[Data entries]
++++++++++

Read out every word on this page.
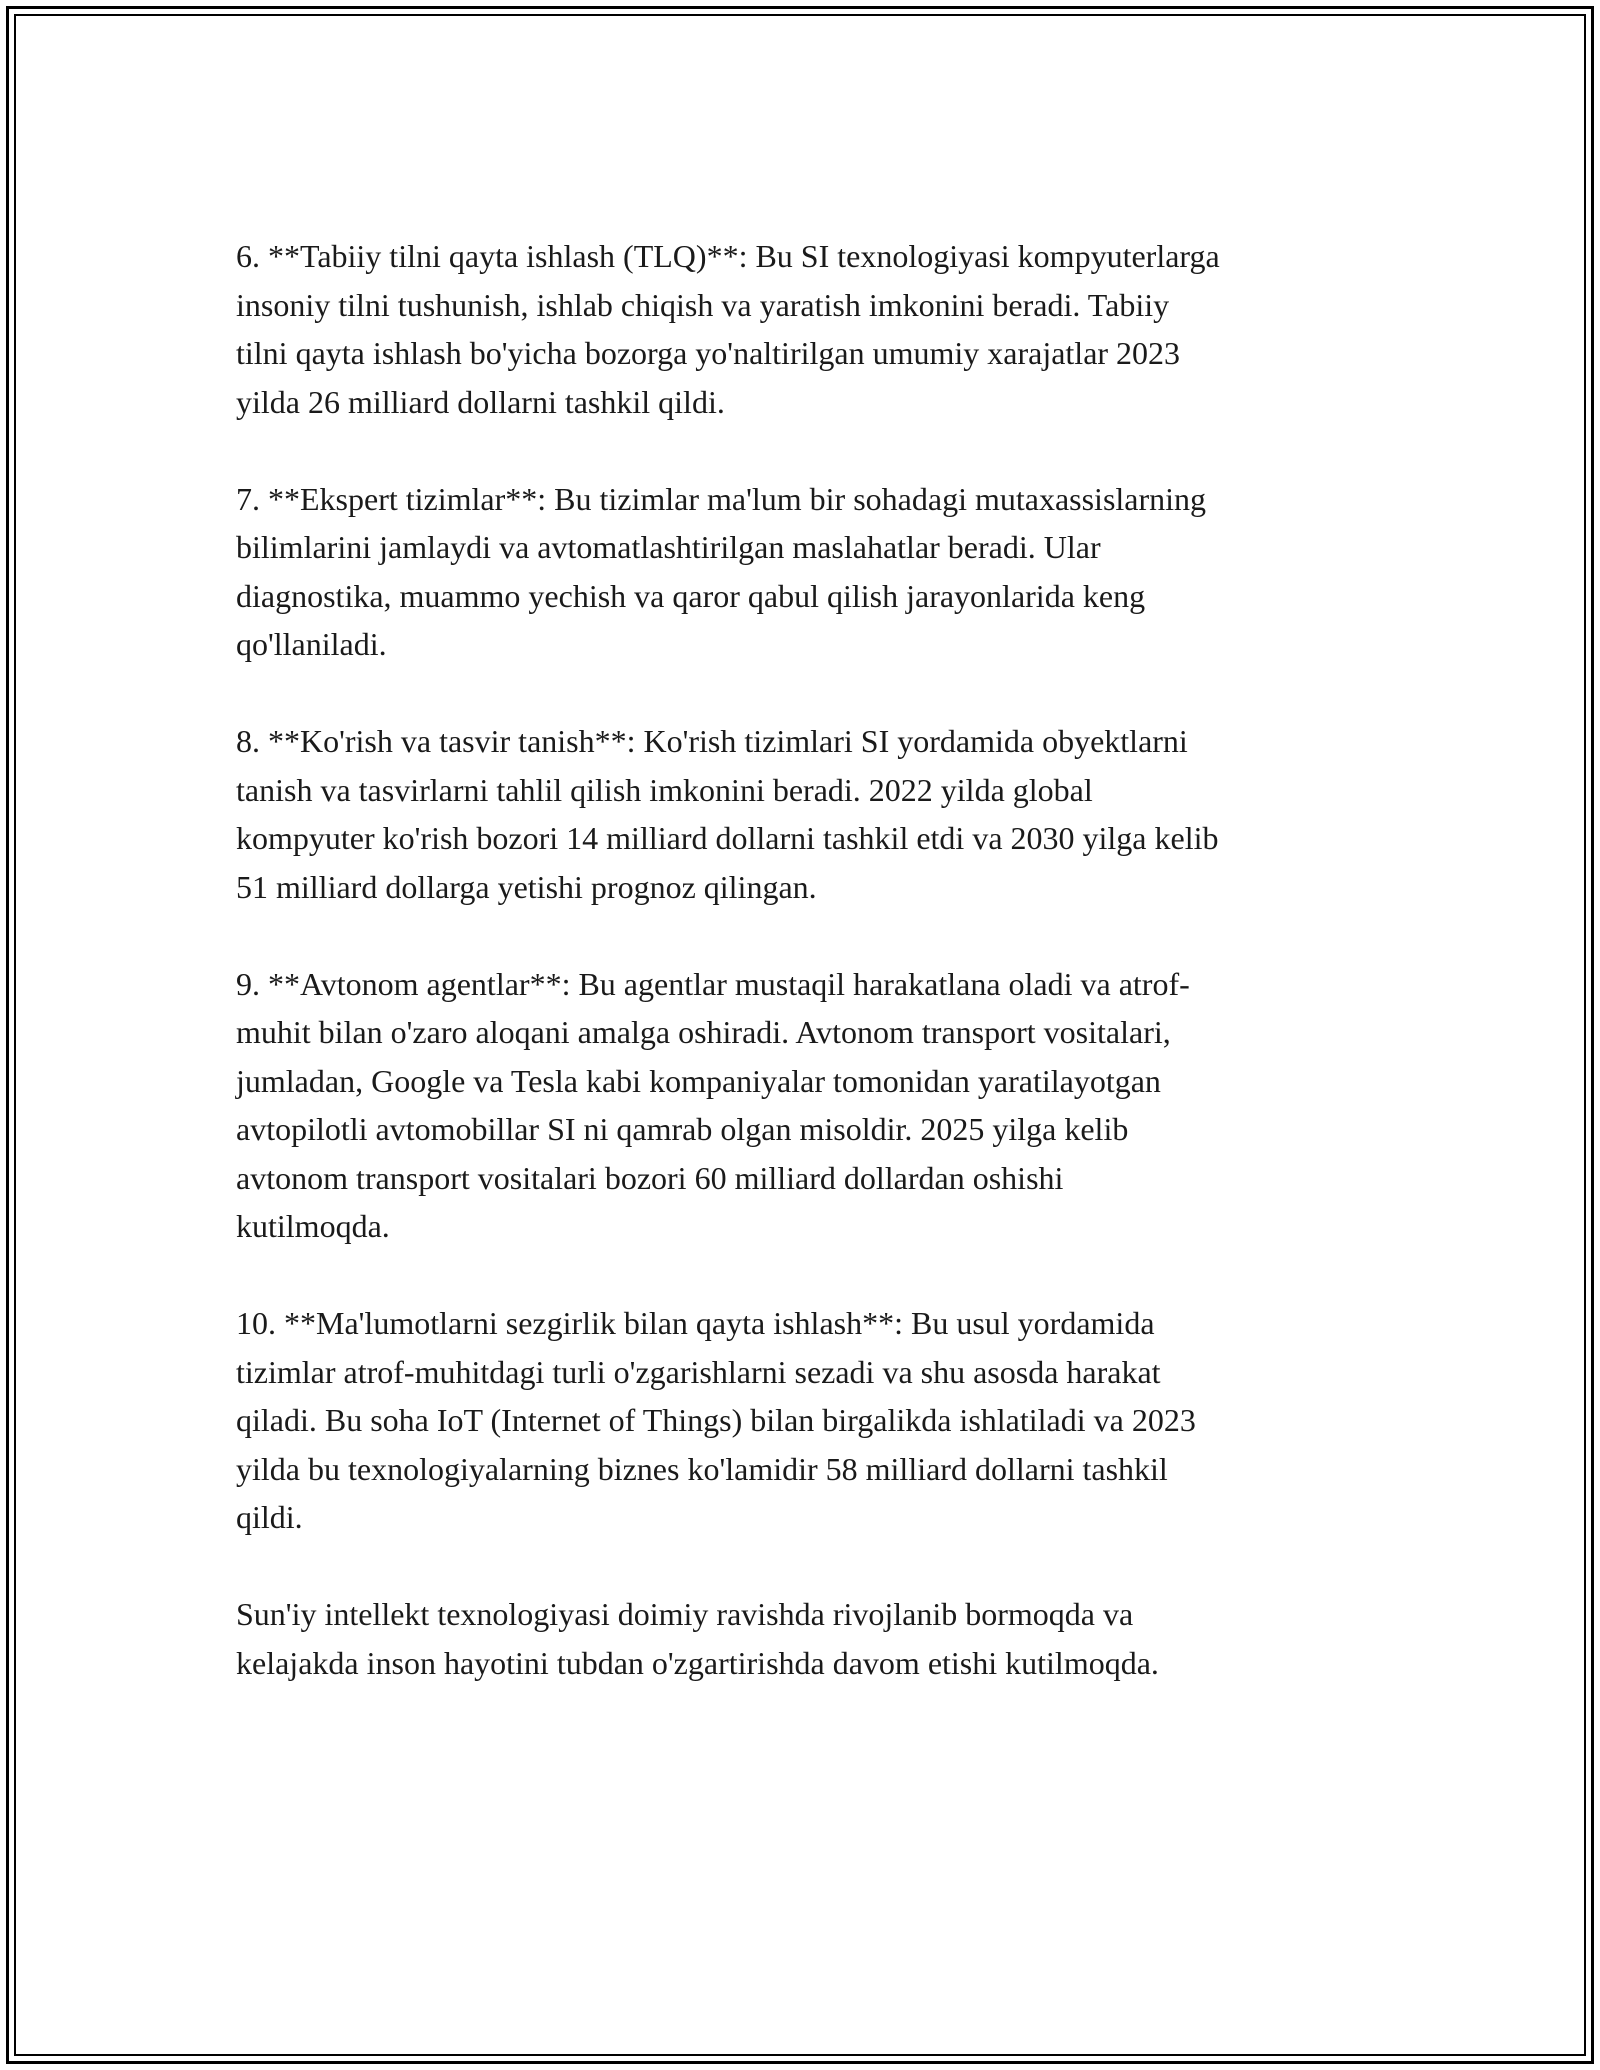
6. **Tabiiy tilni qayta ishlash (TLQ)**: Bu SI texnologiyasi kompyuterlarga
insoniy tilni tushunish, ishlab chiqish va yaratish imkonini beradi. Tabiiy
tilni qayta ishlash bo'yicha bozorga yo'naltirilgan umumiy xarajatlar 2023
yilda 26 milliard dollarni tashkil qildi.

7. **Ekspert tizimlar**: Bu tizimlar ma'lum bir sohadagi mutaxassislarning
bilimlarini jamlaydi va avtomatlashtirilgan maslahatlar beradi. Ular
diagnostika, muammo yechish va qaror qabul qilish jarayonlarida keng
qo'llaniladi.

8. **Ko'rish va tasvir tanish**: Ko'rish tizimlari SI yordamida obyektlarni
tanish va tasvirlarni tahlil qilish imkonini beradi. 2022 yilda global
kompyuter ko'rish bozori 14 milliard dollarni tashkil etdi va 2030 yilga kelib
51 milliard dollarga yetishi prognoz qilingan.

9. **Avtonom agentlar**: Bu agentlar mustaqil harakatlana oladi va atrof-
muhit bilan o'zaro aloqani amalga oshiradi. Avtonom transport vositalari,
jumladan, Google va Tesla kabi kompaniyalar tomonidan yaratilayotgan
avtopilotli avtomobillar SI ni qamrab olgan misoldir. 2025 yilga kelib
avtonom transport vositalari bozori 60 milliard dollardan oshishi
kutilmoqda.

10. **Ma'lumotlarni sezgirlik bilan qayta ishlash**: Bu usul yordamida
tizimlar atrof-muhitdagi turli o'zgarishlarni sezadi va shu asosda harakat
qiladi. Bu soha IoT (Internet of Things) bilan birgalikda ishlatiladi va 2023
yilda bu texnologiyalarning biznes ko'lamidir 58 milliard dollarni tashkil
qildi.

Sun'iy intellekt texnologiyasi doimiy ravishda rivojlanib bormoqda va
kelajakda inson hayotini tubdan o'zgartirishda davom etishi kutilmoqda.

++++++++++

Using the listing above, pick out each line that contains the word "tashkil", then copy it.

■ WORKED SOLUTION ■
yilda 26 milliard dollarni tashkil qildi.
kompyuter ko'rish bozori 14 milliard dollarni tashkil etdi va 2030 yilga kelib
yilda bu texnologiyalarning biznes ko'lamidir 58 milliard dollarni tashkil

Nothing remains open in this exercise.